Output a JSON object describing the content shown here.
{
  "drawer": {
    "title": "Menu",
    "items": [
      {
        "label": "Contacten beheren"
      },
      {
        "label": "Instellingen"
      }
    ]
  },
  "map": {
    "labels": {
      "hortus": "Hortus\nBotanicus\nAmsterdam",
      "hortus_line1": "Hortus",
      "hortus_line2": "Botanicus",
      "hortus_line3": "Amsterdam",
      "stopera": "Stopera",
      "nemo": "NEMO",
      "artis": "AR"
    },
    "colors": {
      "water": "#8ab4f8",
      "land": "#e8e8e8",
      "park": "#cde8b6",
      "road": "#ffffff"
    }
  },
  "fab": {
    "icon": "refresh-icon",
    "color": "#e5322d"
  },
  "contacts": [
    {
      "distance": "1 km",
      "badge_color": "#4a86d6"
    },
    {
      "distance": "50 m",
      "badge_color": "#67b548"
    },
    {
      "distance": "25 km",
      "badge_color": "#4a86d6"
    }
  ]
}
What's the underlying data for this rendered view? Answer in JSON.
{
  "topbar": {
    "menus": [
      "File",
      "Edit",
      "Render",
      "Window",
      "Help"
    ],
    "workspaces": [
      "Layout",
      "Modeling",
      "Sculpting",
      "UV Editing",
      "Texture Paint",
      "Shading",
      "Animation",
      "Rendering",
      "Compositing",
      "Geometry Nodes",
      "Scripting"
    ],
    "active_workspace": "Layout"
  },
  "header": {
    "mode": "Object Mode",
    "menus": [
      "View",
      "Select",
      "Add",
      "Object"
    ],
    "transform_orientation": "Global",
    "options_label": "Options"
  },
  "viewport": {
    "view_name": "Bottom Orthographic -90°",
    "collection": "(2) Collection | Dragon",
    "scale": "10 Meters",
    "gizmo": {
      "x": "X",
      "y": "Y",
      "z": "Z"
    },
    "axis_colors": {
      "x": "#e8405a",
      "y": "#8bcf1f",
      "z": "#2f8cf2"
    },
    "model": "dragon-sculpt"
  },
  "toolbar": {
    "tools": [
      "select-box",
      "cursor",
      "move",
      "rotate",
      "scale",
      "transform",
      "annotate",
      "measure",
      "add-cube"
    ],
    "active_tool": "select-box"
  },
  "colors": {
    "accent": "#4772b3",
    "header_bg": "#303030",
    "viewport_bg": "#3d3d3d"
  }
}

# # #

● SHORT EXERCISE
Retype all of the entries precisely as they are.

● OUTPUT
Output a JSON object describing the content shown here.
{
  "drawer": {
    "title": "Menu",
    "items": [
      {
        "label": "Contacten beheren"
      },
      {
        "label": "Instellingen"
      }
    ]
  },
  "map": {
    "labels": {
      "hortus": "Hortus\nBotanicus\nAmsterdam",
      "hortus_line1": "Hortus",
      "hortus_line2": "Botanicus",
      "hortus_line3": "Amsterdam",
      "stopera": "Stopera",
      "nemo": "NEMO",
      "artis": "AR"
    },
    "colors": {
      "water": "#8ab4f8",
      "land": "#e8e8e8",
      "park": "#cde8b6",
      "road": "#ffffff"
    }
  },
  "fab": {
    "icon": "refresh-icon",
    "color": "#e5322d"
  },
  "contacts": [
    {
      "distance": "1 km",
      "badge_color": "#4a86d6"
    },
    {
      "distance": "50 m",
      "badge_color": "#67b548"
    },
    {
      "distance": "25 km",
      "badge_color": "#4a86d6"
    }
  ]
}
What's the underlying data for this rendered view? Answer in JSON.
{
  "topbar": {
    "menus": [
      "File",
      "Edit",
      "Render",
      "Window",
      "Help"
    ],
    "workspaces": [
      "Layout",
      "Modeling",
      "Sculpting",
      "UV Editing",
      "Texture Paint",
      "Shading",
      "Animation",
      "Rendering",
      "Compositing",
      "Geometry Nodes",
      "Scripting"
    ],
    "active_workspace": "Layout"
  },
  "header": {
    "mode": "Object Mode",
    "menus": [
      "View",
      "Select",
      "Add",
      "Object"
    ],
    "transform_orientation": "Global",
    "options_label": "Options"
  },
  "viewport": {
    "view_name": "Bottom Orthographic -90°",
    "collection": "(2) Collection | Dragon",
    "scale": "10 Meters",
    "gizmo": {
      "x": "X",
      "y": "Y",
      "z": "Z"
    },
    "axis_colors": {
      "x": "#e8405a",
      "y": "#8bcf1f",
      "z": "#2f8cf2"
    },
    "model": "dragon-sculpt"
  },
  "toolbar": {
    "tools": [
      "select-box",
      "cursor",
      "move",
      "rotate",
      "scale",
      "transform",
      "annotate",
      "measure",
      "add-cube"
    ],
    "active_tool": "select-box"
  },
  "colors": {
    "accent": "#4772b3",
    "header_bg": "#303030",
    "viewport_bg": "#3d3d3d"
  }
}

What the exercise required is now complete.